Lines holding the string "code" are the ones to copy from this listing.

INPUT FOR THIS TASK →
──────────

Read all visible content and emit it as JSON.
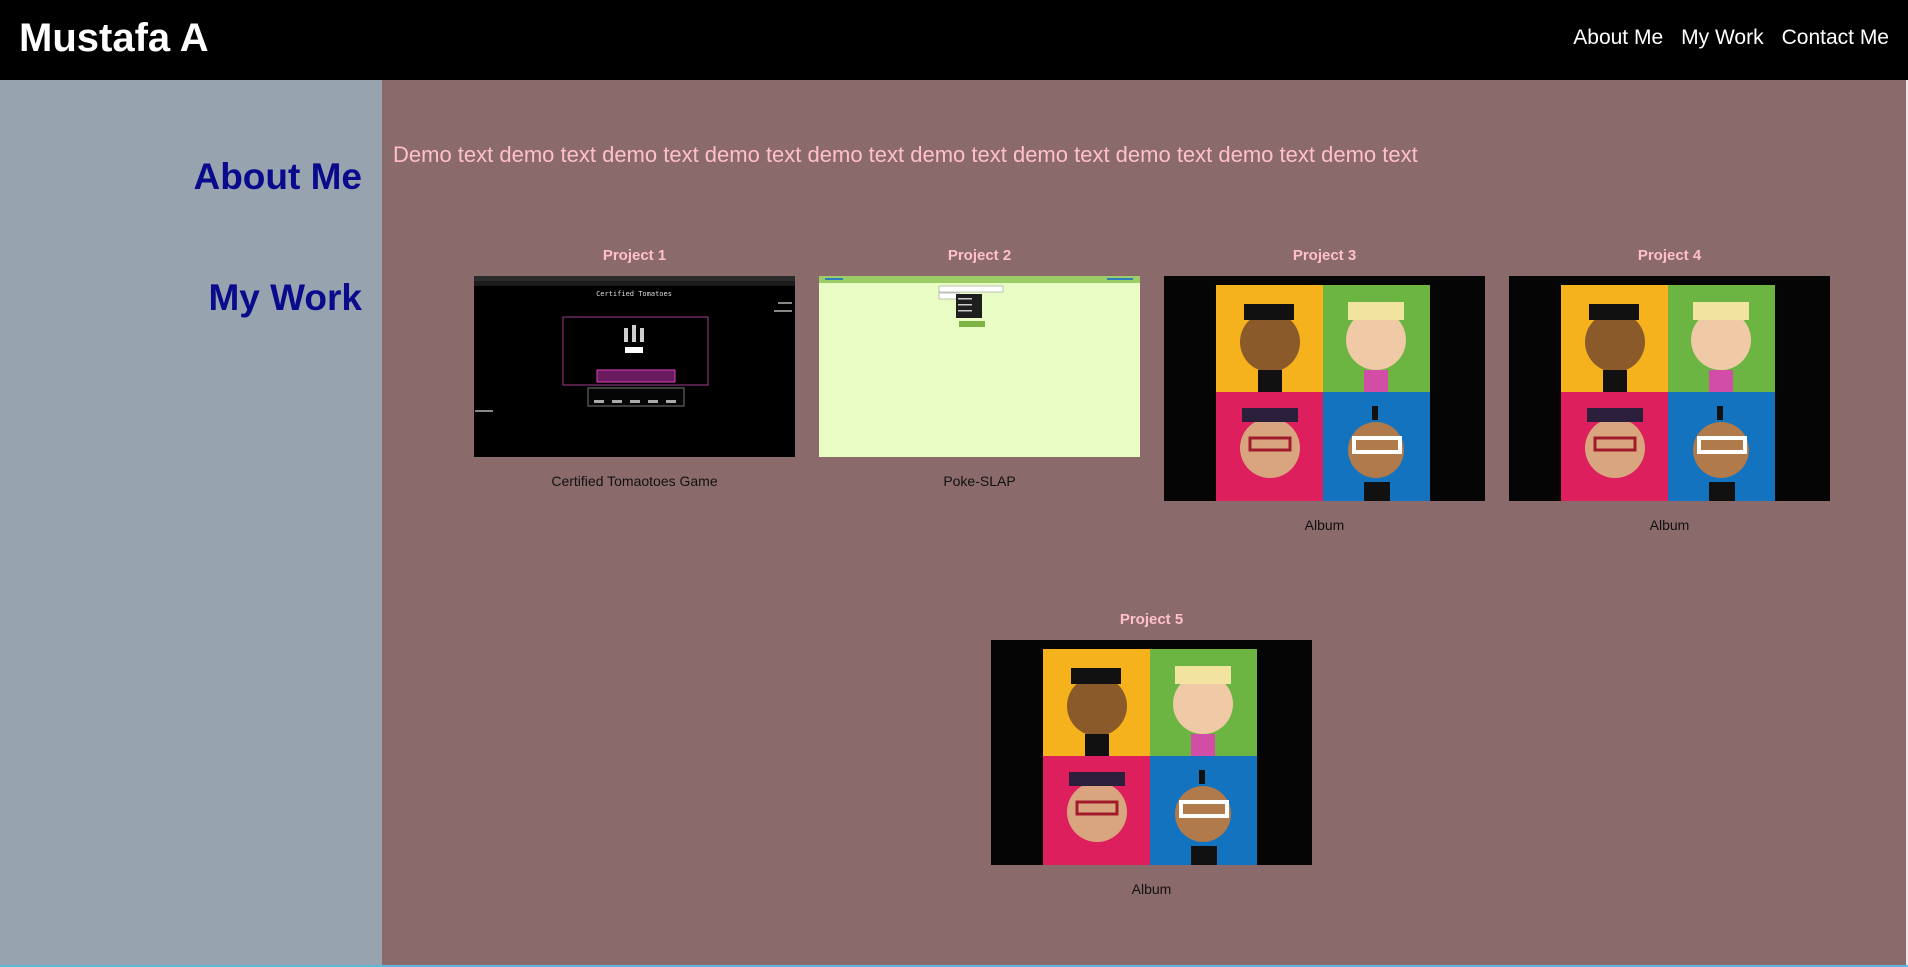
{
  "header": {
    "title": "Mustafa A",
    "nav": [
      "About Me",
      "My Work",
      "Contact Me"
    ]
  },
  "sidebar": {
    "items": [
      "About Me",
      "My Work"
    ]
  },
  "main": {
    "intro": "Demo text demo text demo text demo text demo text demo text demo text demo text demo text demo text",
    "projects": [
      {
        "title": "Project 1",
        "caption": "Certified Tomaotoes Game",
        "thumb": "game-screenshot"
      },
      {
        "title": "Project 2",
        "caption": "Poke-SLAP",
        "thumb": "web-app-screenshot"
      },
      {
        "title": "Project 3",
        "caption": "Album",
        "thumb": "album-art"
      },
      {
        "title": "Project 4",
        "caption": "Album",
        "thumb": "album-art"
      },
      {
        "title": "Project 5",
        "caption": "Album",
        "thumb": "album-art"
      }
    ],
    "game_thumb_text": {
      "title": "Certified Tomatoes"
    }
  },
  "colors": {
    "header_bg": "#000000",
    "sidebar_bg": "#97a3ae",
    "main_bg": "#8b6a6c",
    "accent_text": "#ffc0cb",
    "sidebar_link": "#0a0a8c",
    "poke_bg": "#e8fcc4",
    "poke_bar": "#9ccc65",
    "album_tiles": [
      "#f5b21c",
      "#6db543",
      "#de1f5d",
      "#1473bf"
    ]
  }
}
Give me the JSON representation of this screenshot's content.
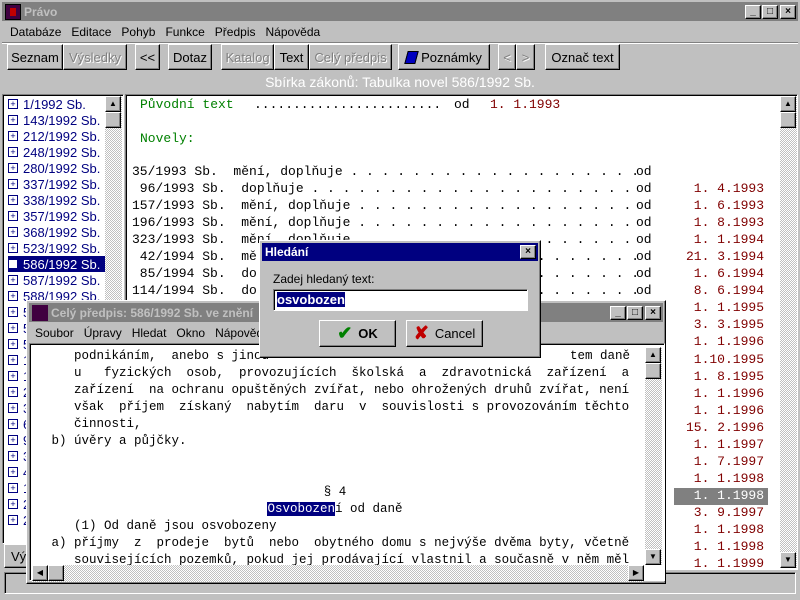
{
  "app": {
    "title": "Právo",
    "icon": "app-logo-icon"
  },
  "menu": [
    "Databáze",
    "Editace",
    "Pohyb",
    "Funkce",
    "Předpis",
    "Nápověda"
  ],
  "toolbar": {
    "seznam": "Seznam",
    "vysledky": "Výsledky",
    "back": "<<",
    "dotaz": "Dotaz",
    "katalog": "Katalog",
    "text": "Text",
    "cely": "Celý předpis",
    "poznamky": "Poznámky",
    "prev": "<",
    "next": ">",
    "oznac": "Označ text"
  },
  "header": "Sbírka zákonů:   Tabulka novel 586/1992 Sb.",
  "list": [
    "1/1992 Sb.",
    "143/1992 Sb.",
    "212/1992 Sb.",
    "248/1992 Sb.",
    "280/1992 Sb.",
    "337/1992 Sb.",
    "338/1992 Sb.",
    "357/1992 Sb.",
    "368/1992 Sb.",
    "523/1992 Sb.",
    "586/1992 Sb.",
    "587/1992 Sb.",
    "588/1992 Sb.",
    "5",
    "5",
    "5",
    "1",
    "1",
    "2",
    "3",
    "6",
    "9",
    "3",
    "4",
    "1",
    "2",
    "2"
  ],
  "list_selected": 10,
  "main": {
    "original_label": "Původní text",
    "original_dots": "........................",
    "original_od": "od",
    "original_date": "1. 1.1993",
    "novely_label": "Novely:",
    "rows": [
      {
        "code": "35/1993 Sb.",
        "verb": "  mění, doplňuje "
      },
      {
        "code": " 96/1993 Sb.",
        "verb": "  doplňuje "
      },
      {
        "code": "157/1993 Sb.",
        "verb": "  mění, doplňuje "
      },
      {
        "code": "196/1993 Sb.",
        "verb": "  mění, doplňuje "
      },
      {
        "code": "323/1993 Sb.",
        "verb": "  mění, doplňuje "
      },
      {
        "code": " 42/1994 Sb.",
        "verb": "  mě"
      },
      {
        "code": " 85/1994 Sb.",
        "verb": "  do"
      },
      {
        "code": "114/1994 Sb.",
        "verb": "  do"
      }
    ],
    "od": "od",
    "dates": [
      "1. 4.1993",
      "1. 6.1993",
      "1. 8.1993",
      "1. 1.1994",
      "21. 3.1994",
      "1. 6.1994",
      "8. 6.1994",
      "1. 1.1995",
      "3. 3.1995",
      "1. 1.1996",
      "1.10.1995",
      "1. 8.1995",
      "1. 1.1996",
      "1. 1.1996",
      "15. 2.1996",
      "1. 1.1997",
      "1. 7.1997",
      "1. 1.1998",
      "1. 1.1998",
      "3. 9.1997",
      "1. 1.1998",
      "1. 1.1998",
      "1. 1.1999"
    ],
    "selected_date": 18
  },
  "status_tab": "Vý",
  "child": {
    "title": "Celý předpis: 586/1992 Sb. ve znění",
    "menu": [
      "Soubor",
      "Úpravy",
      "Hledat",
      "Okno",
      "Nápověda"
    ],
    "lines": [
      "    podnikáním,  anebo s jinou",
      "    u   fyzických  osob,  provozujících  školská  a  zdravotnická  zařízení  a",
      "    zařízení  na ochranu opuštěných zvířat, nebo ohrožených druhů zvířat, není",
      "    však  příjem  získaný  nabytím  daru  v  souvislosti s provozováním těchto",
      "    činnosti,",
      " b) úvěry a půjčky."
    ],
    "line0_tail": "tem daně",
    "section": "§ 4",
    "heading_highlight": "Osvobozen",
    "heading_rest": "í od daně",
    "lines2": [
      "    (1) Od daně jsou osvobozeny",
      " a) příjmy  z  prodeje  bytů  nebo  obytného domu s nejvýše dvěma byty, včetně",
      "    souvisejících pozemků, pokud jej prodávající vlastnil a současně v něm měl"
    ]
  },
  "dialog": {
    "title": "Hledání",
    "label": "Zadej hledaný text:",
    "value": "osvobozen",
    "ok": "OK",
    "cancel": "Cancel"
  }
}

──────────

THE ANSWER →
        "code": "35/1993 Sb.",
        "code": " 96/1993 Sb.",
        "code": "157/1993 Sb.",
        "code": "196/1993 Sb.",
        "code": "323/1993 Sb.",
        "code": " 42/1994 Sb.",
        "code": " 85/1994 Sb.",
        "code": "114/1994 Sb.",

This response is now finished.